Material for the task:
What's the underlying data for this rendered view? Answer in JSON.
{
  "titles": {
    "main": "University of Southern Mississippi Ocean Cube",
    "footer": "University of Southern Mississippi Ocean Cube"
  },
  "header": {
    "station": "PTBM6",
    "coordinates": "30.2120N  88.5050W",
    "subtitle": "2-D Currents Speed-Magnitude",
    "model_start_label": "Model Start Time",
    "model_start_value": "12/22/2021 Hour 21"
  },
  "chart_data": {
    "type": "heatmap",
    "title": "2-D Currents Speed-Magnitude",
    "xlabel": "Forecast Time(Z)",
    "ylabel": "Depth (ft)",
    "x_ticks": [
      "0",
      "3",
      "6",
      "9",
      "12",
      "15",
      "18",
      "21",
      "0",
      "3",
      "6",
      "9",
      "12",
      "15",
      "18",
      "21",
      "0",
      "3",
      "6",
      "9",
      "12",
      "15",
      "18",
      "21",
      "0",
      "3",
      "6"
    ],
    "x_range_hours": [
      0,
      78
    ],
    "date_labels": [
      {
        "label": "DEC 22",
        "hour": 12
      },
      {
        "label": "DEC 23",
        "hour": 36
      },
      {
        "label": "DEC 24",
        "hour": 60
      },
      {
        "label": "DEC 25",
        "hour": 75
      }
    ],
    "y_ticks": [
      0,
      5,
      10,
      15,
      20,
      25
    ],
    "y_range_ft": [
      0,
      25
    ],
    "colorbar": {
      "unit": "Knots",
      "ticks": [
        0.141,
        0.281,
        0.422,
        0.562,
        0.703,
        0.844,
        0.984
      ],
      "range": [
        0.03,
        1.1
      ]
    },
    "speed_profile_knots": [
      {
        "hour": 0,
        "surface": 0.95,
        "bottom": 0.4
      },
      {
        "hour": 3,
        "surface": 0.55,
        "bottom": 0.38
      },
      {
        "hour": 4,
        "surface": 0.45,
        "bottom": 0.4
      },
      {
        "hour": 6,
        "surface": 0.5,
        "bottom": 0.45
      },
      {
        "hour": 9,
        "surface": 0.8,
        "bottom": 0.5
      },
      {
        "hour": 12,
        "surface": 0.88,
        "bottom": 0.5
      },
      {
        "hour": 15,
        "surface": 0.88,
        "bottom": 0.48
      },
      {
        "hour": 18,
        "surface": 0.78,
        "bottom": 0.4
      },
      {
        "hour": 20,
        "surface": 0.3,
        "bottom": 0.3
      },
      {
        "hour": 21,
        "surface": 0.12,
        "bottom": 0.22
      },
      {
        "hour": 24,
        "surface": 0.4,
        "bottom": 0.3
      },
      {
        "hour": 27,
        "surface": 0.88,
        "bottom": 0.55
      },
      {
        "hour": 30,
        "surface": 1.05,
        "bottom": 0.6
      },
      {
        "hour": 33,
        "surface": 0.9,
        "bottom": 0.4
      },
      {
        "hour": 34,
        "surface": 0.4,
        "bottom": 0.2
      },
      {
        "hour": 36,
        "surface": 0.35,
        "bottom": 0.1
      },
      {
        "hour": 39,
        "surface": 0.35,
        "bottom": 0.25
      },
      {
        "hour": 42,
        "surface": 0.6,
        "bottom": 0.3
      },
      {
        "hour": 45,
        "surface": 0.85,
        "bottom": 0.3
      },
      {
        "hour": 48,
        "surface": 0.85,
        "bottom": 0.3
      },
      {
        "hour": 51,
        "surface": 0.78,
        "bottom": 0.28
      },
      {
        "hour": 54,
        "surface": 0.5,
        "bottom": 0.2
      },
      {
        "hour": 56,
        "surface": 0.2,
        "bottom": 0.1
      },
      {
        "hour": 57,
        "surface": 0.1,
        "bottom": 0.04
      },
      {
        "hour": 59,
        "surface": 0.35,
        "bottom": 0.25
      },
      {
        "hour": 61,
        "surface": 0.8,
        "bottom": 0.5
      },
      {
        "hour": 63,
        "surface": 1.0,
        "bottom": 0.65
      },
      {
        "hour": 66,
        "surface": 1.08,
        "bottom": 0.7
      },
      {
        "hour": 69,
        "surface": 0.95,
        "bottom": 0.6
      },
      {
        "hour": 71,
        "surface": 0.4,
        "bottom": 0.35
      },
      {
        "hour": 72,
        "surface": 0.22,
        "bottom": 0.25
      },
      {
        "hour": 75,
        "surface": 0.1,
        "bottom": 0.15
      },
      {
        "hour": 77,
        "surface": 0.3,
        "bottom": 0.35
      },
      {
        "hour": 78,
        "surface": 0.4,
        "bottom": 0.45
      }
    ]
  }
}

What you have to do:
Transcribe every entry word for word.

Right answer:
What's the underlying data for this rendered view? Answer in JSON.
{
  "titles": {
    "main": "University of Southern Mississippi Ocean Cube",
    "footer": "University of Southern Mississippi Ocean Cube"
  },
  "header": {
    "station": "PTBM6",
    "coordinates": "30.2120N  88.5050W",
    "subtitle": "2-D Currents Speed-Magnitude",
    "model_start_label": "Model Start Time",
    "model_start_value": "12/22/2021 Hour 21"
  },
  "chart_data": {
    "type": "heatmap",
    "title": "2-D Currents Speed-Magnitude",
    "xlabel": "Forecast Time(Z)",
    "ylabel": "Depth (ft)",
    "x_ticks": [
      "0",
      "3",
      "6",
      "9",
      "12",
      "15",
      "18",
      "21",
      "0",
      "3",
      "6",
      "9",
      "12",
      "15",
      "18",
      "21",
      "0",
      "3",
      "6",
      "9",
      "12",
      "15",
      "18",
      "21",
      "0",
      "3",
      "6"
    ],
    "x_range_hours": [
      0,
      78
    ],
    "date_labels": [
      {
        "label": "DEC 22",
        "hour": 12
      },
      {
        "label": "DEC 23",
        "hour": 36
      },
      {
        "label": "DEC 24",
        "hour": 60
      },
      {
        "label": "DEC 25",
        "hour": 75
      }
    ],
    "y_ticks": [
      0,
      5,
      10,
      15,
      20,
      25
    ],
    "y_range_ft": [
      0,
      25
    ],
    "colorbar": {
      "unit": "Knots",
      "ticks": [
        0.141,
        0.281,
        0.422,
        0.562,
        0.703,
        0.844,
        0.984
      ],
      "range": [
        0.03,
        1.1
      ]
    },
    "speed_profile_knots": [
      {
        "hour": 0,
        "surface": 0.95,
        "bottom": 0.4
      },
      {
        "hour": 3,
        "surface": 0.55,
        "bottom": 0.38
      },
      {
        "hour": 4,
        "surface": 0.45,
        "bottom": 0.4
      },
      {
        "hour": 6,
        "surface": 0.5,
        "bottom": 0.45
      },
      {
        "hour": 9,
        "surface": 0.8,
        "bottom": 0.5
      },
      {
        "hour": 12,
        "surface": 0.88,
        "bottom": 0.5
      },
      {
        "hour": 15,
        "surface": 0.88,
        "bottom": 0.48
      },
      {
        "hour": 18,
        "surface": 0.78,
        "bottom": 0.4
      },
      {
        "hour": 20,
        "surface": 0.3,
        "bottom": 0.3
      },
      {
        "hour": 21,
        "surface": 0.12,
        "bottom": 0.22
      },
      {
        "hour": 24,
        "surface": 0.4,
        "bottom": 0.3
      },
      {
        "hour": 27,
        "surface": 0.88,
        "bottom": 0.55
      },
      {
        "hour": 30,
        "surface": 1.05,
        "bottom": 0.6
      },
      {
        "hour": 33,
        "surface": 0.9,
        "bottom": 0.4
      },
      {
        "hour": 34,
        "surface": 0.4,
        "bottom": 0.2
      },
      {
        "hour": 36,
        "surface": 0.35,
        "bottom": 0.1
      },
      {
        "hour": 39,
        "surface": 0.35,
        "bottom": 0.25
      },
      {
        "hour": 42,
        "surface": 0.6,
        "bottom": 0.3
      },
      {
        "hour": 45,
        "surface": 0.85,
        "bottom": 0.3
      },
      {
        "hour": 48,
        "surface": 0.85,
        "bottom": 0.3
      },
      {
        "hour": 51,
        "surface": 0.78,
        "bottom": 0.28
      },
      {
        "hour": 54,
        "surface": 0.5,
        "bottom": 0.2
      },
      {
        "hour": 56,
        "surface": 0.2,
        "bottom": 0.1
      },
      {
        "hour": 57,
        "surface": 0.1,
        "bottom": 0.04
      },
      {
        "hour": 59,
        "surface": 0.35,
        "bottom": 0.25
      },
      {
        "hour": 61,
        "surface": 0.8,
        "bottom": 0.5
      },
      {
        "hour": 63,
        "surface": 1.0,
        "bottom": 0.65
      },
      {
        "hour": 66,
        "surface": 1.08,
        "bottom": 0.7
      },
      {
        "hour": 69,
        "surface": 0.95,
        "bottom": 0.6
      },
      {
        "hour": 71,
        "surface": 0.4,
        "bottom": 0.35
      },
      {
        "hour": 72,
        "surface": 0.22,
        "bottom": 0.25
      },
      {
        "hour": 75,
        "surface": 0.1,
        "bottom": 0.15
      },
      {
        "hour": 77,
        "surface": 0.3,
        "bottom": 0.35
      },
      {
        "hour": 78,
        "surface": 0.4,
        "bottom": 0.45
      }
    ]
  }
}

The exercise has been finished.